▸ YOUR TASKS:
**1)** In the article on parents' worries about their children's device use, replace "mobile devices" with "tablets" and write out the passage from "Nearly half of" to "the small screen.".
**2)** Write the next part of the article on parents' worries about their children's device use, picking up after its final sentence.

▸ DOCUMENT SEGMENT:
________________________________________

Nearly half of parents worry their child is addicted to mobile devices
Parents berate themselves for staying glued to their smartphones. But they’re even more worried their kids can’t detach from the small screen.
A survey from Common Sense Media and SurveyMonkey found 47% of parents worry their child is addicted to their mobile device. By comparison, only 32% of parents say they’re addicted themselves.
Half of parents also say they are at least somewhat concerned about how mobile devices will affect their kids’ mental health. Nearly one in five say they’re “extremely” or “very” concerned.
“For as much attention as technology addiction receives among adults, parents — particularly those with teenagers — are far more concerned about their children’s device usage than their own,” Jon Cohen, chief research officer with SurveyMonkey, said in a statement Thursday.
According to the survey, 89% of parents believe it’s up to them to curb their children’s smartphone usage.
The survey conducted between Jan. 25 and Jan. 29 included a sample of 4,201 adults, including 1,024 parents with children under age 18. Data was weighted to reflect the demographic composition of the U.S. for adults over 18, based on Census data.

________________________________________

▸ DATA UNDER STUDY:
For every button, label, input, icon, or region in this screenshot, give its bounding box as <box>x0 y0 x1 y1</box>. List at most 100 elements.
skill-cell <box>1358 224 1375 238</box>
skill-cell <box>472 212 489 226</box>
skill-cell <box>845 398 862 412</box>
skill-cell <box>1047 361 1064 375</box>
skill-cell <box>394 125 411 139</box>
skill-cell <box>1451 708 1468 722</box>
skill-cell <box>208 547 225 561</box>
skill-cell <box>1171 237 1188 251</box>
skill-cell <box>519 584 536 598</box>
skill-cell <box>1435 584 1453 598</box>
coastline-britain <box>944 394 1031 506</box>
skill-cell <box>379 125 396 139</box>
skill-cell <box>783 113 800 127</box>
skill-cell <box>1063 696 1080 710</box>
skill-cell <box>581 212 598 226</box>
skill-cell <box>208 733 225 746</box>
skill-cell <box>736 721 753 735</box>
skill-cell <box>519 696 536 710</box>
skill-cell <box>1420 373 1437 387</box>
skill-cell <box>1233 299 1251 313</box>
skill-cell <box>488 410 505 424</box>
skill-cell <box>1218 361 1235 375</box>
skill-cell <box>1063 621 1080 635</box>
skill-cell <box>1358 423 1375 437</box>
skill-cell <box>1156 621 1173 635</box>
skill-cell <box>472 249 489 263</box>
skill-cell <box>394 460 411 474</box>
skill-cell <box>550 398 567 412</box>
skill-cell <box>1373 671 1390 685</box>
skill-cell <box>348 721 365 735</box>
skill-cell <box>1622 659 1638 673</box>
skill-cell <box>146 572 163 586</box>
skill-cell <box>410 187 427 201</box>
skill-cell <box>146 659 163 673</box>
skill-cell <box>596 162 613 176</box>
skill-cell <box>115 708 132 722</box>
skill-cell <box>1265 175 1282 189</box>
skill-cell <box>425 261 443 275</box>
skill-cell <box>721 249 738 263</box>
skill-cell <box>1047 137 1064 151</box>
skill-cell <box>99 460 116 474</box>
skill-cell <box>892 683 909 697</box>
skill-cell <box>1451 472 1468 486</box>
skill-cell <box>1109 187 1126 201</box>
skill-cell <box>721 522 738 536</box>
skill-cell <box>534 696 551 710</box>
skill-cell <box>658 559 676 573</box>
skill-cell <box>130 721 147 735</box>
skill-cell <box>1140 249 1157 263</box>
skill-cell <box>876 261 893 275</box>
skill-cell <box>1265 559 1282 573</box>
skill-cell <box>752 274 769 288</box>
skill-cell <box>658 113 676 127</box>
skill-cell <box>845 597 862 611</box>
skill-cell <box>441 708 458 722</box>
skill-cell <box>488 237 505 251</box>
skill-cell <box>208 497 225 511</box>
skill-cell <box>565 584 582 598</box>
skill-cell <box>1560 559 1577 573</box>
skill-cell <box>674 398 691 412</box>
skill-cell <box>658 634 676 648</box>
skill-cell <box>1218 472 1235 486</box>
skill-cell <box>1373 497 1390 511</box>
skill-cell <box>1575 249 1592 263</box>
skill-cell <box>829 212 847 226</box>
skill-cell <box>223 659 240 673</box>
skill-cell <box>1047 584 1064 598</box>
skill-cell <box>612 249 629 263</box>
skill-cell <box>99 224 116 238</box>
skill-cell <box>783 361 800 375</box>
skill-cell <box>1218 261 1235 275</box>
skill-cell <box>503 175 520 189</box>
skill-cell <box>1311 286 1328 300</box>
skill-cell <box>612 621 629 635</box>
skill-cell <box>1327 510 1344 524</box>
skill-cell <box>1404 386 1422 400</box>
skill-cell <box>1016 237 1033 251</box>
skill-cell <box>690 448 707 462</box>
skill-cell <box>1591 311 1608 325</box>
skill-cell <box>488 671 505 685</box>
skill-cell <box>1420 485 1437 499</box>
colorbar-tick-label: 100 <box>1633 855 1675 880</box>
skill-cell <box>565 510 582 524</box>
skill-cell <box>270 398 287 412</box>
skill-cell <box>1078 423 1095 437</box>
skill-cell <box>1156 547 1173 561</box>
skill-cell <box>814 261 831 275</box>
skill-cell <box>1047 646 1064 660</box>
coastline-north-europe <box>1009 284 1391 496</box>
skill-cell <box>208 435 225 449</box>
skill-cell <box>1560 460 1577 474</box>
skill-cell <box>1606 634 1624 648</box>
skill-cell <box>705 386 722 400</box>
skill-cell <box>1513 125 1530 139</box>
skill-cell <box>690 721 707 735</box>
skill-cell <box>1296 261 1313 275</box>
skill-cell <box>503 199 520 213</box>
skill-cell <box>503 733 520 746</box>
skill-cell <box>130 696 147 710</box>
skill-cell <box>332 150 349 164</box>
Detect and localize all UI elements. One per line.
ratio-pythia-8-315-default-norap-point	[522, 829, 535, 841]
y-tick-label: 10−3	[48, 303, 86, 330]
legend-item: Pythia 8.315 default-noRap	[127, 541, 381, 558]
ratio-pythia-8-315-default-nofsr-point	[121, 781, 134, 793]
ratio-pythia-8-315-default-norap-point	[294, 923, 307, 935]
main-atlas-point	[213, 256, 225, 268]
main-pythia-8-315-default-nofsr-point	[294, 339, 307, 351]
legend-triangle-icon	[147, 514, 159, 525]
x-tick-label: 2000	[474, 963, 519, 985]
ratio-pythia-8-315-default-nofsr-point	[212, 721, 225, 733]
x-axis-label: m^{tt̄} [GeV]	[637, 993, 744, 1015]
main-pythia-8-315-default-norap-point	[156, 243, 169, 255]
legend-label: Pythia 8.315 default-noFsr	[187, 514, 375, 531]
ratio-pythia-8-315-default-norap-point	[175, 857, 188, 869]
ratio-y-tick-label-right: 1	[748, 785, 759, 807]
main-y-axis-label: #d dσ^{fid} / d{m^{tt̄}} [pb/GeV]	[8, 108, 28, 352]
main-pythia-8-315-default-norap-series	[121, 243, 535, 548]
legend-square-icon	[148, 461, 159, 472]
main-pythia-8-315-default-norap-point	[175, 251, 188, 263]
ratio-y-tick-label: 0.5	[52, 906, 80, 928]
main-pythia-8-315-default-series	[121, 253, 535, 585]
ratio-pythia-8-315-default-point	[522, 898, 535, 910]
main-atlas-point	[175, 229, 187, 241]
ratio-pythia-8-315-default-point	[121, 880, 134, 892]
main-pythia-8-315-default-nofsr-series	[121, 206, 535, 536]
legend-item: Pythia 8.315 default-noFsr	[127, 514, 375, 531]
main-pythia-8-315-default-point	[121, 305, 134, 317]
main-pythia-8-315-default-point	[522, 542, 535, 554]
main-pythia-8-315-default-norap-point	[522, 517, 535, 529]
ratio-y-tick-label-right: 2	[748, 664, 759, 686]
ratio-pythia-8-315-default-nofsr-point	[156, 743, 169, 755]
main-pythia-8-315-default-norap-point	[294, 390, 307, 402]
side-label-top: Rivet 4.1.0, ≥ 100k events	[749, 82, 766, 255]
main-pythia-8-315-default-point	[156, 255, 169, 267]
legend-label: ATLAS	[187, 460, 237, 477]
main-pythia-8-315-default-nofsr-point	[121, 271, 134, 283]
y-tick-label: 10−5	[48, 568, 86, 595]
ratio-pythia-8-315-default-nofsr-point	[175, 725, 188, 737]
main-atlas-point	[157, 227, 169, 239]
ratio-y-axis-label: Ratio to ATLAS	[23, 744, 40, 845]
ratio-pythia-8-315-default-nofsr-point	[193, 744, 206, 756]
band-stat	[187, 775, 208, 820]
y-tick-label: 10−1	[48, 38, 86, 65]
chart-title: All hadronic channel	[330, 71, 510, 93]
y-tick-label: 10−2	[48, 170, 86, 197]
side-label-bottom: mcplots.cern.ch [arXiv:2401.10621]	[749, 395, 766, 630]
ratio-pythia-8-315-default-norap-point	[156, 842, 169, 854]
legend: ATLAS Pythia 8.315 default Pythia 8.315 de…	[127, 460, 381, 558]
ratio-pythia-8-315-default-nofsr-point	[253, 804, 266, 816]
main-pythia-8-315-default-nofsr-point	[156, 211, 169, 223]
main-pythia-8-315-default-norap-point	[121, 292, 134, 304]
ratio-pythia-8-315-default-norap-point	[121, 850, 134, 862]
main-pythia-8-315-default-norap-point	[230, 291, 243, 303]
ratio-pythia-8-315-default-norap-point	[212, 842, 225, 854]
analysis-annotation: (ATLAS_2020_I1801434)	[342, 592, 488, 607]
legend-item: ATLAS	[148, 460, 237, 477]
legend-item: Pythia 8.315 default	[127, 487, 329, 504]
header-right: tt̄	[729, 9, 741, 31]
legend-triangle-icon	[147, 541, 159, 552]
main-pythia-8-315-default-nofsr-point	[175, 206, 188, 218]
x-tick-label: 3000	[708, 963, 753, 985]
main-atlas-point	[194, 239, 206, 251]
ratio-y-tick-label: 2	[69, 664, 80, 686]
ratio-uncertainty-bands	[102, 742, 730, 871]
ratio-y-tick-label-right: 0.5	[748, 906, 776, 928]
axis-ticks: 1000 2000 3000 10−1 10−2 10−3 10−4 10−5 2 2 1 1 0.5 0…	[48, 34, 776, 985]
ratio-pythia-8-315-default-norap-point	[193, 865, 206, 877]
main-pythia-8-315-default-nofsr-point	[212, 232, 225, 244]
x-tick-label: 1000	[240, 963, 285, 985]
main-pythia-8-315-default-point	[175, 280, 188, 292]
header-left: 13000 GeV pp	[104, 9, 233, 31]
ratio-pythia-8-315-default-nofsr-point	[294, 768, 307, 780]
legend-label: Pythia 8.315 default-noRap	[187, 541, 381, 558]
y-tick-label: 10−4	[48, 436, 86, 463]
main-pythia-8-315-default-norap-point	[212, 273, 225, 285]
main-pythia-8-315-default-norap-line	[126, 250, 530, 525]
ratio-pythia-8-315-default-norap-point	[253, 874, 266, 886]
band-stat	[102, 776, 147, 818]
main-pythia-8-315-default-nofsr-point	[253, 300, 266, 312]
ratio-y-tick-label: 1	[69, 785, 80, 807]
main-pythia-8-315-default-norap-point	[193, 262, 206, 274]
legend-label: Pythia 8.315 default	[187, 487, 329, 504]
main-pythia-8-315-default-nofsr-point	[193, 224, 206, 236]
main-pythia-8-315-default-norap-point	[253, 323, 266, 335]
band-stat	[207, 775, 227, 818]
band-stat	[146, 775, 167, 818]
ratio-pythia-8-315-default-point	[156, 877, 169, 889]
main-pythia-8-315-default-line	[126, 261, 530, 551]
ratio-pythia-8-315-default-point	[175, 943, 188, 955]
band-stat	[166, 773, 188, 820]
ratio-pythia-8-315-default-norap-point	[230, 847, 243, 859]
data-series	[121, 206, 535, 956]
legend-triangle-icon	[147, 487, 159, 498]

________________________________________

▸ RESULTS FOR THE EXERCISE:
**1)**
Nearly half of parents worry their child is addicted to tablets
Parents berate themselves for staying glued to their smartphones. But they’re even more worried their kids can’t detach from the small screen.

**2)**
Recently, tech giants including Facebook, Google and Apple have been pushed to come up with solutions to prevent kids from growing addicted to technology.
This month, Common Sense Media and the non-profit Center for Humane Technology launched a campaign to explore the mental health consequences of technology.
The Truth About Tech campaign will be funded by $7 million from Common Sense and money raised by the new non-profit. At the time the campaign was launched, Common Sense said it would also use donated airtime from Comcast and DirecTV. The nonprofit now says its earlier statement is not accurate. Comcast said it is not supporting the Truth in Tech campaign. DirecTV would not comment.
“Parental concerns about technology addiction and the content children are exposed to on devices is very real, yet parents feel that they alone are responsible for managing these issues,” Common Sense Media CEO James P. Steyer said. “It would be nice if the tech companies would partner with parents in this effort.”
Former employees of Facebook and Google are among those leading the charge to urge tech companies to act.
Last month, two major Apple investors implored the company to explore ways to fight smartphone addiction among children. The investors collectively control about $2 billion in Apple shares. In response, Apple said it was adding more “robust” parental controls to its devices.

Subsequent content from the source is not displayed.